What to produce
Count how many lines include "Noong" and answer with that number only.

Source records
.....

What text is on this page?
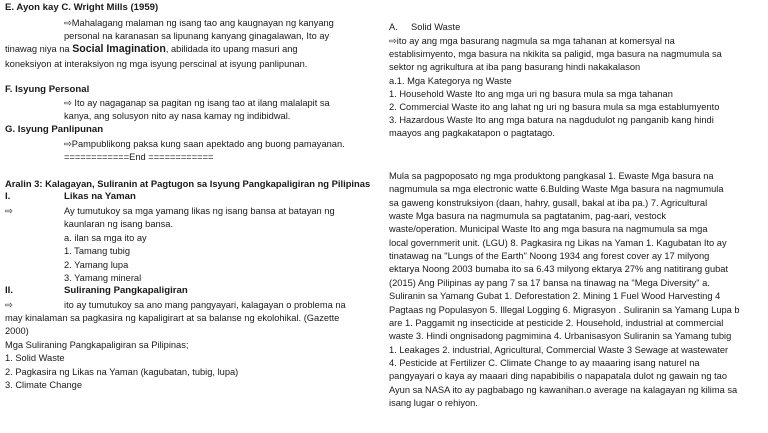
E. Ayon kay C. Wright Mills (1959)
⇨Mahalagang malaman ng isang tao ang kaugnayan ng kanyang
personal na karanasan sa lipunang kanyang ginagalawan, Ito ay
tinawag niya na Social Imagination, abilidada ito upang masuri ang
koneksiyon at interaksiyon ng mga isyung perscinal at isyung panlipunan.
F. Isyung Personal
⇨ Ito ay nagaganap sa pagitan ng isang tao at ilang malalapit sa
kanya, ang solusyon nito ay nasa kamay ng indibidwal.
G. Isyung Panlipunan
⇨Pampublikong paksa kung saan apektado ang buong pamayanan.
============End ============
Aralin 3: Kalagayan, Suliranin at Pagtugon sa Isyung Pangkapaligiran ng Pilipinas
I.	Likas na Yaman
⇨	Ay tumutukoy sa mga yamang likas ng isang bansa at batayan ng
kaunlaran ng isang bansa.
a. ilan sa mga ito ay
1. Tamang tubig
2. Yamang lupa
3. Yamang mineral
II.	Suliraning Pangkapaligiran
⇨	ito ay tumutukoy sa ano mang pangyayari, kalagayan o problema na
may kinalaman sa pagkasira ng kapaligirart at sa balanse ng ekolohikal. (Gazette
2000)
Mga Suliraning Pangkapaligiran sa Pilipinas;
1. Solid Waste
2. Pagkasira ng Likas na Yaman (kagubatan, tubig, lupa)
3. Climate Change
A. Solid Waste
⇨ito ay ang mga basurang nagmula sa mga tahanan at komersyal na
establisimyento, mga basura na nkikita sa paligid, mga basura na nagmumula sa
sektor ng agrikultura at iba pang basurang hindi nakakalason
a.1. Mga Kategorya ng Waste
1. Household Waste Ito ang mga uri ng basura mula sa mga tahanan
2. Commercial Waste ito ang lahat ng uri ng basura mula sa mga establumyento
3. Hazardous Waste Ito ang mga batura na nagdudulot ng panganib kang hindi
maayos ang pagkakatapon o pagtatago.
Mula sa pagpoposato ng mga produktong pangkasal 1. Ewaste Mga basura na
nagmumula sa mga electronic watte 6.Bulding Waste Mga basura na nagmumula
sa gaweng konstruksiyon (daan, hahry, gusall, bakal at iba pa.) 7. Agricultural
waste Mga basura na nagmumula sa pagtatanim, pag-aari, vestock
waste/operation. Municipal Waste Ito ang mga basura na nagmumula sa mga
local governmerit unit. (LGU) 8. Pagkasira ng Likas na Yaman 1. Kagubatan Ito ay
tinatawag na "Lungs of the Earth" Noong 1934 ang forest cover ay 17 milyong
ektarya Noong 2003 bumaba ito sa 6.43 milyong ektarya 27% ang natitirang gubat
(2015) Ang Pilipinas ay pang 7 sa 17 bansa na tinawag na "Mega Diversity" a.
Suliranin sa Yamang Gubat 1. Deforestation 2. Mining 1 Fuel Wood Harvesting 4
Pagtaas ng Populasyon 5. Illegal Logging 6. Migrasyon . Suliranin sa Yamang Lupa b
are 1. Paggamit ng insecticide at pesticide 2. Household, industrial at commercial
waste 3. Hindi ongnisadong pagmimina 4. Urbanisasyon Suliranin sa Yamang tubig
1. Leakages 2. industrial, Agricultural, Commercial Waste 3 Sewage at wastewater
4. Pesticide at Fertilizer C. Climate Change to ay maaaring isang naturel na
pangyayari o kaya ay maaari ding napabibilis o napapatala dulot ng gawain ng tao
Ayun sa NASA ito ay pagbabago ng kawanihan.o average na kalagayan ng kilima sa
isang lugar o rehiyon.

.....

Task answer
2